--- START OF DATA LISTING ---
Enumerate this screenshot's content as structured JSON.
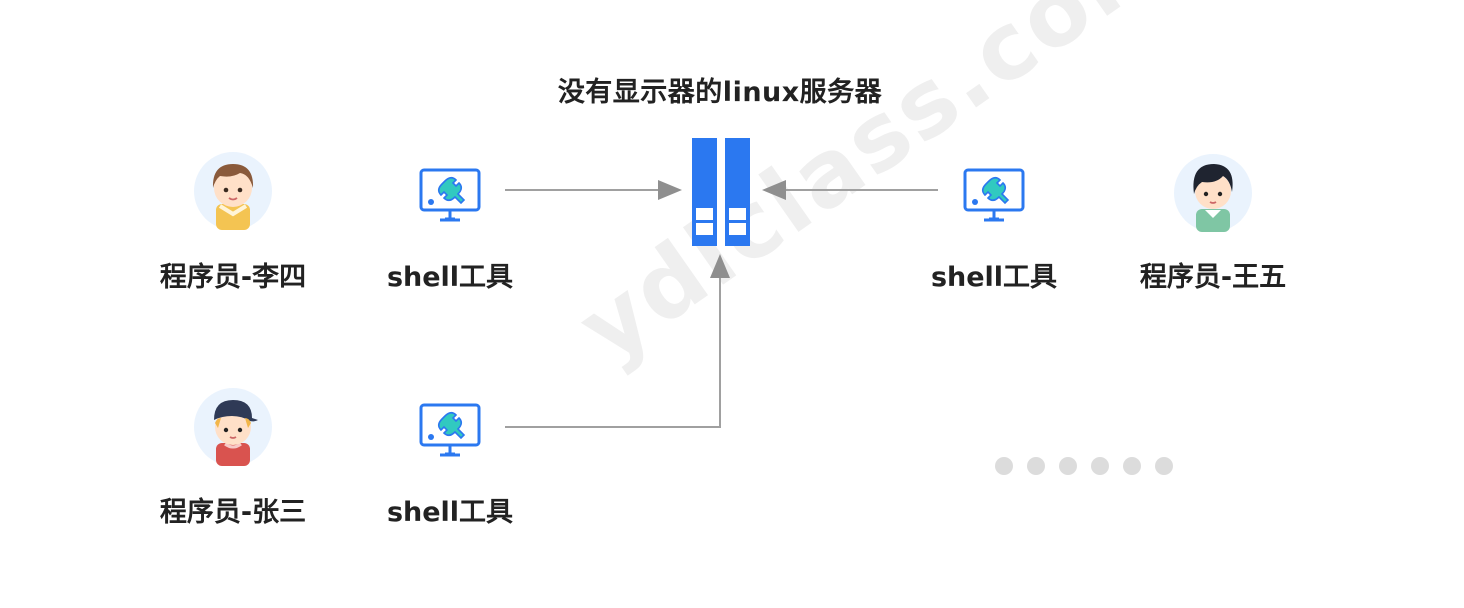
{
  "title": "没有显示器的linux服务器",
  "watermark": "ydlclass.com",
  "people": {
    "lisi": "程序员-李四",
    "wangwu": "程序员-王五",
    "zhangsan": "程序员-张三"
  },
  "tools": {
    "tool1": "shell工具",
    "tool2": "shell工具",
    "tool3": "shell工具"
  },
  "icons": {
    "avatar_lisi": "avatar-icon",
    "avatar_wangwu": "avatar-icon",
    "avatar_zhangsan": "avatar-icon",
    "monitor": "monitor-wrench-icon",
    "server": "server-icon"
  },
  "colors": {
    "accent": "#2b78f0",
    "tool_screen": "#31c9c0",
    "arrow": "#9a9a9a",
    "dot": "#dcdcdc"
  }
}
--- END OF DATA LISTING ---
DIRECTIONS
Each record above should come back exactly the same, only without its pictures.

SOLUTION TO THIS EXERCISE
Enumerate this screenshot's content as structured JSON.
{
  "title": "没有显示器的linux服务器",
  "watermark": "ydlclass.com",
  "people": {
    "lisi": "程序员-李四",
    "wangwu": "程序员-王五",
    "zhangsan": "程序员-张三"
  },
  "tools": {
    "tool1": "shell工具",
    "tool2": "shell工具",
    "tool3": "shell工具"
  },
  "icons": {
    "avatar_lisi": "avatar-icon",
    "avatar_wangwu": "avatar-icon",
    "avatar_zhangsan": "avatar-icon",
    "monitor": "monitor-wrench-icon",
    "server": "server-icon"
  },
  "colors": {
    "accent": "#2b78f0",
    "tool_screen": "#31c9c0",
    "arrow": "#9a9a9a",
    "dot": "#dcdcdc"
  }
}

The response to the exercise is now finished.